▶ **Objective**
Omit images. Retype all entries verbatim.

▶ **Dataset rows**
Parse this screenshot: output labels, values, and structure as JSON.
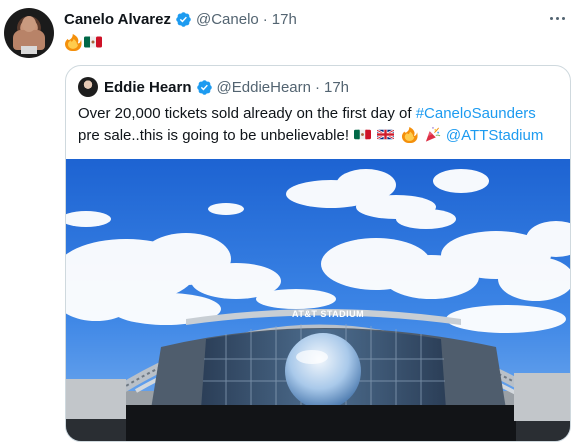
{
  "tweet": {
    "author_name": "Canelo Alvarez",
    "author_handle": "@Canelo",
    "separator": "·",
    "time": "17h",
    "text_emojis": [
      "fire",
      "mexico-flag"
    ]
  },
  "quote": {
    "author_name": "Eddie Hearn",
    "author_handle": "@EddieHearn",
    "separator": "·",
    "time": "17h",
    "text_line1": "Over 20,000 tickets sold already on the first day of",
    "hashtag": "#CaneloSaunders",
    "text_line2": "pre sale..this is going to be unbelievable!",
    "text_line2_emojis": [
      "mexico-flag",
      "uk-flag",
      "fire",
      "party-popper"
    ],
    "mention": "@ATTStadium",
    "image": {
      "sign_text": "AT&T STADIUM",
      "subject": "stadium-photo"
    }
  },
  "colors": {
    "text": "#0f1419",
    "secondary": "#536471",
    "link": "#1d9bf0",
    "border": "#cfd9de",
    "verified": "#1d9bf0"
  }
}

▶ **Complete output**
Parse this screenshot: output labels, values, and structure as JSON.
{
  "tweet": {
    "author_name": "Canelo Alvarez",
    "author_handle": "@Canelo",
    "separator": "·",
    "time": "17h",
    "text_emojis": [
      "fire",
      "mexico-flag"
    ]
  },
  "quote": {
    "author_name": "Eddie Hearn",
    "author_handle": "@EddieHearn",
    "separator": "·",
    "time": "17h",
    "text_line1": "Over 20,000 tickets sold already on the first day of",
    "hashtag": "#CaneloSaunders",
    "text_line2": "pre sale..this is going to be unbelievable!",
    "text_line2_emojis": [
      "mexico-flag",
      "uk-flag",
      "fire",
      "party-popper"
    ],
    "mention": "@ATTStadium",
    "image": {
      "sign_text": "AT&T STADIUM",
      "subject": "stadium-photo"
    }
  },
  "colors": {
    "text": "#0f1419",
    "secondary": "#536471",
    "link": "#1d9bf0",
    "border": "#cfd9de",
    "verified": "#1d9bf0"
  }
}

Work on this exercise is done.